→ What to work on
Exactly as written, retype the listing below, omitting the pictures.

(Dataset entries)

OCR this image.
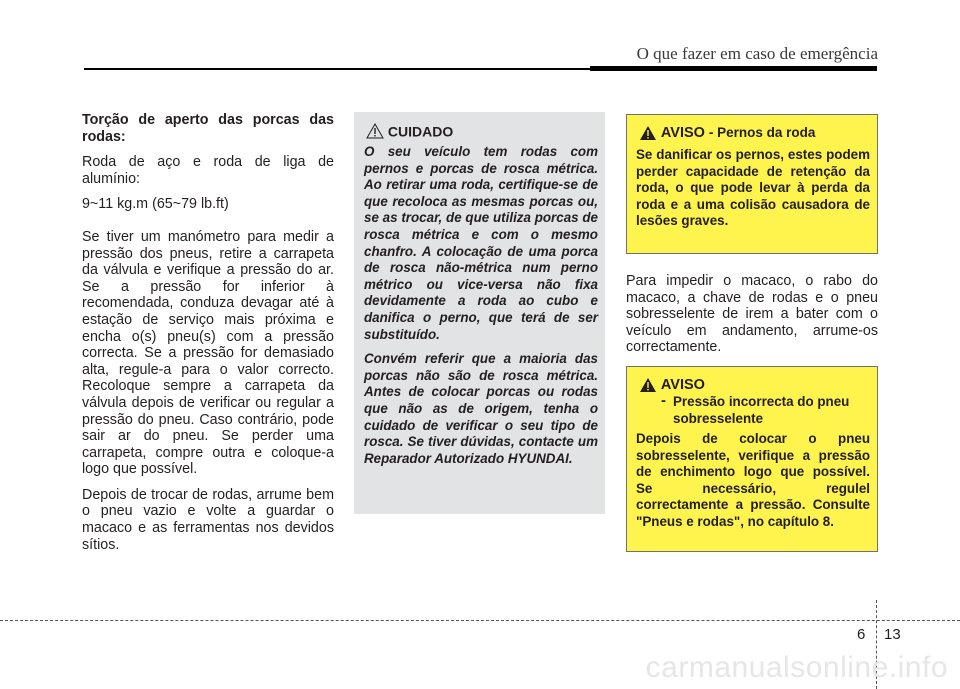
O que fazer em caso de emergência

Torção de aperto das porcas das rodas:

Roda de aço e roda de liga de alumínio:

9~11 kg.m (65~79 lb.ft)

Se tiver um manómetro para medir a pressão dos pneus, retire a carrapeta da válvula e verifique a pressão do ar. Se a pressão for inferior à recomendada, conduza devagar até à estação de serviço mais próxima e encha o(s) pneu(s) com a pressão correcta. Se a pressão for demasiado alta, regule-a para o valor correcto. Recoloque sempre a carrapeta da válvula depois de verificar ou regular a pressão do pneu. Caso contrário, pode sair ar do pneu. Se perder uma carrapeta, compre outra e coloque-a logo que possível.

Depois de trocar de rodas, arrume bem o pneu vazio e volte a guardar o macaco e as ferramentas nos devidos sítios.

CUIDADO

O seu veículo tem rodas com pernos e porcas de rosca métrica. Ao retirar uma roda, certifique-se de que recoloca as mesmas porcas ou, se as trocar, de que utiliza porcas de rosca métrica e com o mesmo chanfro. A colocação de uma porca de rosca não-métrica num perno métrico ou vice-versa não fixa devidamente a roda ao cubo e danifica o perno, que terá de ser substituído.

Convém referir que a maioria das porcas não são de rosca métrica. Antes de colocar porcas ou rodas que não as de origem, tenha o cuidado de verificar o seu tipo de rosca. Se tiver dúvidas, contacte um Reparador Autorizado HYUNDAI.

AVISO - Pernos da roda
Se danificar os pernos, estes podem perder capacidade de retenção da roda, o que pode levar à perda da roda e a uma colisão causadora de lesões graves.

Para impedir o macaco, o rabo do macaco, a chave de rodas e o pneu sobresselente de irem a bater com o veículo em andamento, arrume-os correctamente.

AVISO
- Pressão incorrecta do pneu sobresselente
Depois de colocar o pneu sobresselente, verifique a pressão de enchimento logo que possível. Se necessário, regulel correctamente a pressão. Consulte "Pneus e rodas", no capítulo 8.
6 13
carmanualsonline.info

→ Reply to the exercise
OCR this image.
O que fazer em caso de emergência

Torção de aperto das porcas das rodas:

Roda de aço e roda de liga de alumínio:

9~11 kg.m (65~79 lb.ft)

Se tiver um manómetro para medir a pressão dos pneus, retire a carrapeta da válvula e verifique a pressão do ar. Se a pressão for inferior à recomendada, conduza devagar até à estação de serviço mais próxima e encha o(s) pneu(s) com a pressão correcta. Se a pressão for demasiado alta, regule-a para o valor correcto. Recoloque sempre a carrapeta da válvula depois de verificar ou regular a pressão do pneu. Caso contrário, pode sair ar do pneu. Se perder uma carrapeta, compre outra e coloque-a logo que possível.

Depois de trocar de rodas, arrume bem o pneu vazio e volte a guardar o macaco e as ferramentas nos devidos sítios.

CUIDADO

O seu veículo tem rodas com pernos e porcas de rosca métrica. Ao retirar uma roda, certifique-se de que recoloca as mesmas porcas ou, se as trocar, de que utiliza porcas de rosca métrica e com o mesmo chanfro. A colocação de uma porca de rosca não-métrica num perno métrico ou vice-versa não fixa devidamente a roda ao cubo e danifica o perno, que terá de ser substituído.

Convém referir que a maioria das porcas não são de rosca métrica. Antes de colocar porcas ou rodas que não as de origem, tenha o cuidado de verificar o seu tipo de rosca. Se tiver dúvidas, contacte um Reparador Autorizado HYUNDAI.

AVISO - Pernos da roda
Se danificar os pernos, estes podem perder capacidade de retenção da roda, o que pode levar à perda da roda e a uma colisão causadora de lesões graves.

Para impedir o macaco, o rabo do macaco, a chave de rodas e o pneu sobresselente de irem a bater com o veículo em andamento, arrume-os correctamente.

AVISO
- Pressão incorrecta do pneu sobresselente
Depois de colocar o pneu sobresselente, verifique a pressão de enchimento logo que possível. Se necessário, regulel correctamente a pressão. Consulte "Pneus e rodas", no capítulo 8.
6 13
carmanualsonline.info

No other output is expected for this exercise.